(Dataset entries)
● ● ● ●

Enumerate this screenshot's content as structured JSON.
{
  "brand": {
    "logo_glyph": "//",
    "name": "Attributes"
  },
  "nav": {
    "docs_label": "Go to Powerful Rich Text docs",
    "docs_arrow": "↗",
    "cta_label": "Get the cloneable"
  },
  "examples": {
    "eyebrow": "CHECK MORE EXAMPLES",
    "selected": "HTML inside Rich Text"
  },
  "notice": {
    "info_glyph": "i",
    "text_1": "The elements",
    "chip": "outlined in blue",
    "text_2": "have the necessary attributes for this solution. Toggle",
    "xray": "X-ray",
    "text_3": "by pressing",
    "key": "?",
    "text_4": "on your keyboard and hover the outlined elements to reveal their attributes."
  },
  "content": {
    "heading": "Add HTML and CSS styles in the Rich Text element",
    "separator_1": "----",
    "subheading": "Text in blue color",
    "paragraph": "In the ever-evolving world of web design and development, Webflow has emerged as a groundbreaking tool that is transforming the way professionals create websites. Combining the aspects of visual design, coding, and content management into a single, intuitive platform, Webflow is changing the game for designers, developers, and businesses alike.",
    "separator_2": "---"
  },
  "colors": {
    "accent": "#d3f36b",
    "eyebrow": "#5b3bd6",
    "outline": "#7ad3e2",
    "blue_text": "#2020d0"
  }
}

● ● ● ●

• WHAT TO DO: Copy each record from above without leaving any out.

• OUTPUT OF THE TASK:
Enumerate this screenshot's content as structured JSON.
{
  "brand": {
    "logo_glyph": "//",
    "name": "Attributes"
  },
  "nav": {
    "docs_label": "Go to Powerful Rich Text docs",
    "docs_arrow": "↗",
    "cta_label": "Get the cloneable"
  },
  "examples": {
    "eyebrow": "CHECK MORE EXAMPLES",
    "selected": "HTML inside Rich Text"
  },
  "notice": {
    "info_glyph": "i",
    "text_1": "The elements",
    "chip": "outlined in blue",
    "text_2": "have the necessary attributes for this solution. Toggle",
    "xray": "X-ray",
    "text_3": "by pressing",
    "key": "?",
    "text_4": "on your keyboard and hover the outlined elements to reveal their attributes."
  },
  "content": {
    "heading": "Add HTML and CSS styles in the Rich Text element",
    "separator_1": "----",
    "subheading": "Text in blue color",
    "paragraph": "In the ever-evolving world of web design and development, Webflow has emerged as a groundbreaking tool that is transforming the way professionals create websites. Combining the aspects of visual design, coding, and content management into a single, intuitive platform, Webflow is changing the game for designers, developers, and businesses alike.",
    "separator_2": "---"
  },
  "colors": {
    "accent": "#d3f36b",
    "eyebrow": "#5b3bd6",
    "outline": "#7ad3e2",
    "blue_text": "#2020d0"
  }
}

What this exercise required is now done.